[Work order]: Can you turn the paragraph beginning "To investigate the role of curcumin" in the curcumin and P-glycoprotein abstract into a short bulleted list that keeps its main facts?

[Provided passage]:
Inhibitor of P-glycoprotein-mediated drug transport by curcumin in broiler chickens.

Abstract

To investigate the role of curcumin in the regulation of P-glycoprotein (P-gp) and its influence on the pharmacokinetics of P-gp substrates. 39 broiler chicken and chicken embryonic primary hepatocytes. Chicken embryonic primary hepatocytes were treated with curcumin, after which cell viability, P-gp expression, and transport were assessed. Broiler chickens were pretreated with curcumin, after which P-gp expression and the pharmacokinetic behavior of orally administered sulfadiazine (a substrate of P-gp) were measured. The preliminary results showed that the viability of chicken embryonic primary hepatocytes was enhanced by pretreatment with 40, 60, and 100 μM curcumin. Curcumin inhibits the expression and transport of P-gp. In vivo experiments showed that curcumin decreased the expression of P-gp in the broiler chicken liver, kidney, and small intestine. Pretreatment with curcumin changed the pharmacokinetic behavior of orally administered sulfadiazine by increasing the area under the curve (47.36 vs 70.35 h·mg/L, P < .01) and peak concentration (10.1 vs 14.53 μg/mL, P < .01). Curcumin inhibited the expression and efflux of chicken P-gp, thereby improving the oral bioavailability of P-gp substrate drugs. These findings provide a rationale for exploiting herbal-drug interactions in veterinary practice to improve the absorption of drugs.

(Records taken from a dataset)

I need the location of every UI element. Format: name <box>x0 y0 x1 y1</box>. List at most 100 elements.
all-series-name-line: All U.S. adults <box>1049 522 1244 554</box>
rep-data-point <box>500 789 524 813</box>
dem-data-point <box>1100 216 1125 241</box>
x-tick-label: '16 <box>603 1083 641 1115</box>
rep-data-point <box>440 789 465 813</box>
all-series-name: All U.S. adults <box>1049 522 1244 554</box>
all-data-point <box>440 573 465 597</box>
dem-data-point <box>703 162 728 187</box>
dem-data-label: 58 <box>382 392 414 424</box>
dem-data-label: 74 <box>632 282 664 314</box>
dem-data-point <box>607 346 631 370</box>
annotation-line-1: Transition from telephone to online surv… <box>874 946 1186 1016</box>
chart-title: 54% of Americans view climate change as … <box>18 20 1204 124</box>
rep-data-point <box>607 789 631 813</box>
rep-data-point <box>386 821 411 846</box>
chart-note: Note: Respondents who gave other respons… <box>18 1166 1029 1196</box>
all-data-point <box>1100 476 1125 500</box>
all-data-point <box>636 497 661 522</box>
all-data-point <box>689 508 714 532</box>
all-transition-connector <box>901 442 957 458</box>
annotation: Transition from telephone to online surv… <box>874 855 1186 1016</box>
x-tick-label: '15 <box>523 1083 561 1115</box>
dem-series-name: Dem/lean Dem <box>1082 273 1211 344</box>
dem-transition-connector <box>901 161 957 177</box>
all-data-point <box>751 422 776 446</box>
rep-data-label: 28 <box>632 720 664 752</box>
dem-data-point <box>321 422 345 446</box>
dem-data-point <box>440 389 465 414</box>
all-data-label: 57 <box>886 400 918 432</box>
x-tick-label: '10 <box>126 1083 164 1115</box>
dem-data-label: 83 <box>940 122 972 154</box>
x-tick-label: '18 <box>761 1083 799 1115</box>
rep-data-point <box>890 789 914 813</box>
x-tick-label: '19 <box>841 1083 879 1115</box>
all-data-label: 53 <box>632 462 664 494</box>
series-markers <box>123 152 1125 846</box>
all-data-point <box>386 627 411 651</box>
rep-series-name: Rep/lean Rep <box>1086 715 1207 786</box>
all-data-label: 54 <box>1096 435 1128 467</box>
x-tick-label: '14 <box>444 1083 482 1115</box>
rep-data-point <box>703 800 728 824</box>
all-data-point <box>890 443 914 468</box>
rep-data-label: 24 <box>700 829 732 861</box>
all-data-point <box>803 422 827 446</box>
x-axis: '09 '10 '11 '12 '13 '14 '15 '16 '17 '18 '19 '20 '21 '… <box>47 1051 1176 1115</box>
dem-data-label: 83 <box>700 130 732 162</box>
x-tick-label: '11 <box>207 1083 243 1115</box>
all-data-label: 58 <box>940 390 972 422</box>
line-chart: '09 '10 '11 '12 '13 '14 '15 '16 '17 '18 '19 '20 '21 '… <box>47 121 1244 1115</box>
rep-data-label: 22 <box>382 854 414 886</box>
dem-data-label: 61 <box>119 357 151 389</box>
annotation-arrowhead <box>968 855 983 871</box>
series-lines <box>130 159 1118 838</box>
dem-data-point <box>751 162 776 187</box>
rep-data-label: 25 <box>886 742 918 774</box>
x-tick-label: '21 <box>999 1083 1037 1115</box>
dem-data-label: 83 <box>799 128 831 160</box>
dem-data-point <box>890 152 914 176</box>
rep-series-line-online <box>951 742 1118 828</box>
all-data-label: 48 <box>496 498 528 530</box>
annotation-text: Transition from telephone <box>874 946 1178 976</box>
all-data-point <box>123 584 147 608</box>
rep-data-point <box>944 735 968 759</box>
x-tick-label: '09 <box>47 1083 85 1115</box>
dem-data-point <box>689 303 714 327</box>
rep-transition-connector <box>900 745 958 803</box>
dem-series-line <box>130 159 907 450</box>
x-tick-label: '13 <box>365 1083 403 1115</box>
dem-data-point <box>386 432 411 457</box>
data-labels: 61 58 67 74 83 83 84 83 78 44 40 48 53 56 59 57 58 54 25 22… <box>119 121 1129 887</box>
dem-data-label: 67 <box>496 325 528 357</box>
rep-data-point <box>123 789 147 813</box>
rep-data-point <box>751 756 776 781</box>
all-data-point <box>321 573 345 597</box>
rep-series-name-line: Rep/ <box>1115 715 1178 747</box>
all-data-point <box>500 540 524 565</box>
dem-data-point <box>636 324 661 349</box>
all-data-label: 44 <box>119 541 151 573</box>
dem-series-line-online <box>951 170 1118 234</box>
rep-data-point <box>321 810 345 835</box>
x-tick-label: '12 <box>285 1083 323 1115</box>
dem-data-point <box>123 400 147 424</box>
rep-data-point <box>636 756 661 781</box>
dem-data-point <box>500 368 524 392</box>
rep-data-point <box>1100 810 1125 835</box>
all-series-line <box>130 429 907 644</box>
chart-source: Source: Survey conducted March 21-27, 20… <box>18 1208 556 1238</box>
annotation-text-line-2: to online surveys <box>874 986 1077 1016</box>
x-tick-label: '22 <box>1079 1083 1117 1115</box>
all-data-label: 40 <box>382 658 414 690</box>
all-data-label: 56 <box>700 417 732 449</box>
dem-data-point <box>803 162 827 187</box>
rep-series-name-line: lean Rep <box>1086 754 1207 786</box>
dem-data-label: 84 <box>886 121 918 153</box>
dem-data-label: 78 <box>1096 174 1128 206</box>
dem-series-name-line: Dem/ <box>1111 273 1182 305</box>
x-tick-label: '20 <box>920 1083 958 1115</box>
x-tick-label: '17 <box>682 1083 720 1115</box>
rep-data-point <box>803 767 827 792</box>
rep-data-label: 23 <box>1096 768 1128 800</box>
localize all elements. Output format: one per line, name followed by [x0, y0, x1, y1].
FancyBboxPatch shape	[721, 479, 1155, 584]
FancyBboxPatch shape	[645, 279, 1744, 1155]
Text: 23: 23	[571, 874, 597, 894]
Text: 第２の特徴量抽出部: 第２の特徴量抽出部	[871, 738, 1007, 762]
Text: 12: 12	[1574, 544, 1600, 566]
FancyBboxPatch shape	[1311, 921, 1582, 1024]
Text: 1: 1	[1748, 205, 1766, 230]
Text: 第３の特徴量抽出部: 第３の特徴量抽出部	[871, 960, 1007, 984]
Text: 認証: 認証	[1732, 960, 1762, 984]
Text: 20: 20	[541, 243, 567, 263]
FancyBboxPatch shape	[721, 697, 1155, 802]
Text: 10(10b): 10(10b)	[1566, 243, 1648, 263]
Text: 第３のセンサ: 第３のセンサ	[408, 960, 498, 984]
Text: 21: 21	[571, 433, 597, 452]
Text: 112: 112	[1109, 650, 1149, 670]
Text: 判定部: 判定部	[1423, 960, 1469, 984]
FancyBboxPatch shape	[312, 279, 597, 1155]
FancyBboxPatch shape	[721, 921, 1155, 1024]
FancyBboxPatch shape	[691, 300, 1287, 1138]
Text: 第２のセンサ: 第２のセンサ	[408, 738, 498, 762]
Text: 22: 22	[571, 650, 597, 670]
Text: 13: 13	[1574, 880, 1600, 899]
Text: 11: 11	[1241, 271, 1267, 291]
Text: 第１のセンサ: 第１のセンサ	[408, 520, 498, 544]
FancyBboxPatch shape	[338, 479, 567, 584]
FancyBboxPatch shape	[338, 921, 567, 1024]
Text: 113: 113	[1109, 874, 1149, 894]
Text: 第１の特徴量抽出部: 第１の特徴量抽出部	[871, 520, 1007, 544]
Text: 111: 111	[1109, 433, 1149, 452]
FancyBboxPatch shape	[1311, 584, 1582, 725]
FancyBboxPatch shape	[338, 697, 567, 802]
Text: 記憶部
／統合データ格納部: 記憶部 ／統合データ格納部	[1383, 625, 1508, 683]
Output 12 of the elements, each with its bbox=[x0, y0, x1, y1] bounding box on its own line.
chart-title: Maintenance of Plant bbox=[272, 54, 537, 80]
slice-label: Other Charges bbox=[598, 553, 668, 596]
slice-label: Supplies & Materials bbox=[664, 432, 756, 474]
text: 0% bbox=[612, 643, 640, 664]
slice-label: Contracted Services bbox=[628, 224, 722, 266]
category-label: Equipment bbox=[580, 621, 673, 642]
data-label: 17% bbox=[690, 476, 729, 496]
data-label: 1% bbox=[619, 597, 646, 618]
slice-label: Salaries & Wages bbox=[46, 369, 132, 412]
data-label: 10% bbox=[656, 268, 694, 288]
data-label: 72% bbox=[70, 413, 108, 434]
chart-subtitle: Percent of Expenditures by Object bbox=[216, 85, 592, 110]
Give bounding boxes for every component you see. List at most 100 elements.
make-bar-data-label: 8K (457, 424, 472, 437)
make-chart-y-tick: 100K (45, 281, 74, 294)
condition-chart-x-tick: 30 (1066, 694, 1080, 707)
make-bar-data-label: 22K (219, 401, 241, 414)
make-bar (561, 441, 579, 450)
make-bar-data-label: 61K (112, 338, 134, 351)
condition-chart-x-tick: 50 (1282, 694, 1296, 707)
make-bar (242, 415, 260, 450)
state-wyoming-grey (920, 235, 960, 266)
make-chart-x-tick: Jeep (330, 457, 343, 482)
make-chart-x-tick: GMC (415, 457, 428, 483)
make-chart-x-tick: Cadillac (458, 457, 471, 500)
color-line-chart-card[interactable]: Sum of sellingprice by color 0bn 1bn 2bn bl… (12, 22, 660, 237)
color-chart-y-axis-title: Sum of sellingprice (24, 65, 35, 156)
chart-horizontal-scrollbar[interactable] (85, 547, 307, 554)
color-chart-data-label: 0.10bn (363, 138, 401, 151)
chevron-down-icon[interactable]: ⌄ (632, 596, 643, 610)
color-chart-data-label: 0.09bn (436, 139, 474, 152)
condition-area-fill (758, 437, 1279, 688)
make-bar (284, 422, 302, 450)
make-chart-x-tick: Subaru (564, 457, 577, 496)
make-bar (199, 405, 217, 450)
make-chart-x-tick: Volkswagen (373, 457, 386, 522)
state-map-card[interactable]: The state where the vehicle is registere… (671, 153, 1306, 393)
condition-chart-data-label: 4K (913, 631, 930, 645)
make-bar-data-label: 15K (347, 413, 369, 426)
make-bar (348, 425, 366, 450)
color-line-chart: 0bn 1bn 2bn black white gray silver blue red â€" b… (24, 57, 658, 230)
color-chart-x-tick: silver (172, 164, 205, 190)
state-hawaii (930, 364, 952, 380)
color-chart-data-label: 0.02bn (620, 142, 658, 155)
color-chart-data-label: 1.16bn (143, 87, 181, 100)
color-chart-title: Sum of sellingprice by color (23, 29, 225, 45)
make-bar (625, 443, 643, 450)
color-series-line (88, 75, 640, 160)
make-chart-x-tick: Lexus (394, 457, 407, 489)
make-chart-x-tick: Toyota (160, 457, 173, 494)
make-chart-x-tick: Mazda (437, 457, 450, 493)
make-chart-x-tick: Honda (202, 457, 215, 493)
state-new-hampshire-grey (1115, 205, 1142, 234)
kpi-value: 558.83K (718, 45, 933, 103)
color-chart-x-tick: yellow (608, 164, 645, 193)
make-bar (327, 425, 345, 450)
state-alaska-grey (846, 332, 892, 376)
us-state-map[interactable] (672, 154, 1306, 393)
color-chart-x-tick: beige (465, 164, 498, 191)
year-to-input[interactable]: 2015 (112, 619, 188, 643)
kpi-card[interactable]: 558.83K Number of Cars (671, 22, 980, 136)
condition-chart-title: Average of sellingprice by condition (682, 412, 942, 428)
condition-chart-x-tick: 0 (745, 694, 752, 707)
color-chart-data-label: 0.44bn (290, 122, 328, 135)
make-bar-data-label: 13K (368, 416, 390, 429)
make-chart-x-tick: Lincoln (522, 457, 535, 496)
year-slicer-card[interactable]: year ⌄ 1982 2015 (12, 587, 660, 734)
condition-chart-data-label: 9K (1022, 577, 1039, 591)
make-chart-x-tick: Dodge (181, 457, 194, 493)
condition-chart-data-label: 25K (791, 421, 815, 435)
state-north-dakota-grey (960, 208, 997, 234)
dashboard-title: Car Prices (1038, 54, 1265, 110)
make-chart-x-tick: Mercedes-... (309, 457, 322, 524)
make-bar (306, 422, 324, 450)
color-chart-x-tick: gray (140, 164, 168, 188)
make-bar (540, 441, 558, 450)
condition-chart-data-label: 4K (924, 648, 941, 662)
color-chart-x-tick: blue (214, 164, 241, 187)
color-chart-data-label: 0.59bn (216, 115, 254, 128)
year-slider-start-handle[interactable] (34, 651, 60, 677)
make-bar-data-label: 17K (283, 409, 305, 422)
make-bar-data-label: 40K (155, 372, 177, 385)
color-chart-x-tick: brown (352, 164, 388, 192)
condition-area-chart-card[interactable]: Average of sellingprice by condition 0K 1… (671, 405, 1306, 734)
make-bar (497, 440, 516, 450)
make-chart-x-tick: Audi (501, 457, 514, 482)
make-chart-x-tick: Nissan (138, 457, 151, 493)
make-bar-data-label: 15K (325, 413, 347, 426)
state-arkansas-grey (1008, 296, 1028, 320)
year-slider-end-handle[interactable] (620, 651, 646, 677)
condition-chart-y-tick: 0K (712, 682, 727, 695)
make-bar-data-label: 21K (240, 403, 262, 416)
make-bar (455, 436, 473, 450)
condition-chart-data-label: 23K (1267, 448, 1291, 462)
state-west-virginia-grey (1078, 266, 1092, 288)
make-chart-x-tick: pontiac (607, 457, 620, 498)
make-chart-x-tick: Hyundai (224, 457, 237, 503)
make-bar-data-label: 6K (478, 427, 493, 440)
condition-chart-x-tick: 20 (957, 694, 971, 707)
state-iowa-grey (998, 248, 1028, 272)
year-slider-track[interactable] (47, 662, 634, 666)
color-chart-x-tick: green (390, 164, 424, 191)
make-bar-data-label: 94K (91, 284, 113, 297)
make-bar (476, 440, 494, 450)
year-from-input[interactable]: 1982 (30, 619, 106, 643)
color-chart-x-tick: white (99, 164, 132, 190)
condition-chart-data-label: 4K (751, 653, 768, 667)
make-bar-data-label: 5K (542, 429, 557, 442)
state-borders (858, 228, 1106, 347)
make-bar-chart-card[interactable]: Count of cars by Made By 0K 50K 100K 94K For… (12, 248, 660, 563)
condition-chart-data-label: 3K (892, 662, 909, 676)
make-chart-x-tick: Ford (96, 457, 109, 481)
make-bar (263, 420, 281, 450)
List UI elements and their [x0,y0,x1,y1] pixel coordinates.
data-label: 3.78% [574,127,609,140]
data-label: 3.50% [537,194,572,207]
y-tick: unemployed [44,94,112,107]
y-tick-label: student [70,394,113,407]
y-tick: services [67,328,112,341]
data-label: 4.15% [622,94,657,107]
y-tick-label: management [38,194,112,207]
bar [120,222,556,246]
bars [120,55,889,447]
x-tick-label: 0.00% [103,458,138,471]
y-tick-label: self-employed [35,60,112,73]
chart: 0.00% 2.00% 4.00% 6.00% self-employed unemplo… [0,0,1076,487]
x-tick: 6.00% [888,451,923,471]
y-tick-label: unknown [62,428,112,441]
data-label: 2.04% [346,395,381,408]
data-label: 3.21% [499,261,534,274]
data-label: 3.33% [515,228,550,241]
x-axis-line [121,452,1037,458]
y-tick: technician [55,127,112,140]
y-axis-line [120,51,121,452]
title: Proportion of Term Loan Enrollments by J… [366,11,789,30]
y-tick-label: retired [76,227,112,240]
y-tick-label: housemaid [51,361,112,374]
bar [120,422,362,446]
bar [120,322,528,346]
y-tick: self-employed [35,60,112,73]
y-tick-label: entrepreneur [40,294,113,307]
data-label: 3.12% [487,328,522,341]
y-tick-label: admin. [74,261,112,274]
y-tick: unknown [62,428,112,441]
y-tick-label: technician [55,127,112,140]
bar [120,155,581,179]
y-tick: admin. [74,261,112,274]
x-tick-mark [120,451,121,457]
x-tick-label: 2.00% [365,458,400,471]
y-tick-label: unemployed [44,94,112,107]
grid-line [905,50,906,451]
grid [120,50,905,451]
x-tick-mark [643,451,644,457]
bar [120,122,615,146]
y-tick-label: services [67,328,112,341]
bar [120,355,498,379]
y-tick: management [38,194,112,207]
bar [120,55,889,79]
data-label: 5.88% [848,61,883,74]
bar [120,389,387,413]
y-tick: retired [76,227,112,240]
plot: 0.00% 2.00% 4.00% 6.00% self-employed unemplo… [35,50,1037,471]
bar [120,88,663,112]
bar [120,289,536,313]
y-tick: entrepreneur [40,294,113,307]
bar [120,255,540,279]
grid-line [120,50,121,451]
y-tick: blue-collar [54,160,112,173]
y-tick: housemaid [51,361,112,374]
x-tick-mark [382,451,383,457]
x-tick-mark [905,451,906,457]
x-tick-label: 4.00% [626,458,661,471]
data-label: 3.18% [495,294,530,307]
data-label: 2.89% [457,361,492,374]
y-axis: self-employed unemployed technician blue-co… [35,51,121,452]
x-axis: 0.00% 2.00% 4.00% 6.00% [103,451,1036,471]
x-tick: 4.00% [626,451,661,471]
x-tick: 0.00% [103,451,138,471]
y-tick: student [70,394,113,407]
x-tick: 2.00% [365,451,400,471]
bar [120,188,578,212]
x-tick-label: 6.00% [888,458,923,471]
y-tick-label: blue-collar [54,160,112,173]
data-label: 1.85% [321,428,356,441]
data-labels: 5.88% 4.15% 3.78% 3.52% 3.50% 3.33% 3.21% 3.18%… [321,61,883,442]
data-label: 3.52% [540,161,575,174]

[Result for this exercise]:
- Aim: to study how curcumin regulates P-glycoprotein (P-gp) and affects the pharmacokinetics of P-gp substrates.
- Subjects: 39 broiler chickens and chicken embryonic primary hepatocytes.
- Hepatocytes: pretreatment with 40, 60, and 100 μM curcumin enhanced cell viability. Curcumin inhibited P-gp expression and transport.
- Broiler chickens: curcumin decreased P-gp expression in the liver, kidney, and small intestine.
- Orally administered sulfadiazine (a P-gp substrate): curcumin pretreatment raised the area under the curve from 47.36 to 70.35 h·mg/L and the peak concentration from 10.1 to 14.53 μg/mL (both P < .01).
- Conclusion: by inhibiting chicken P-gp expression and efflux, curcumin improved the oral bioavailability of P-gp substrate drugs. This supports using herbal-drug interactions in veterinary practice to improve drug absorption.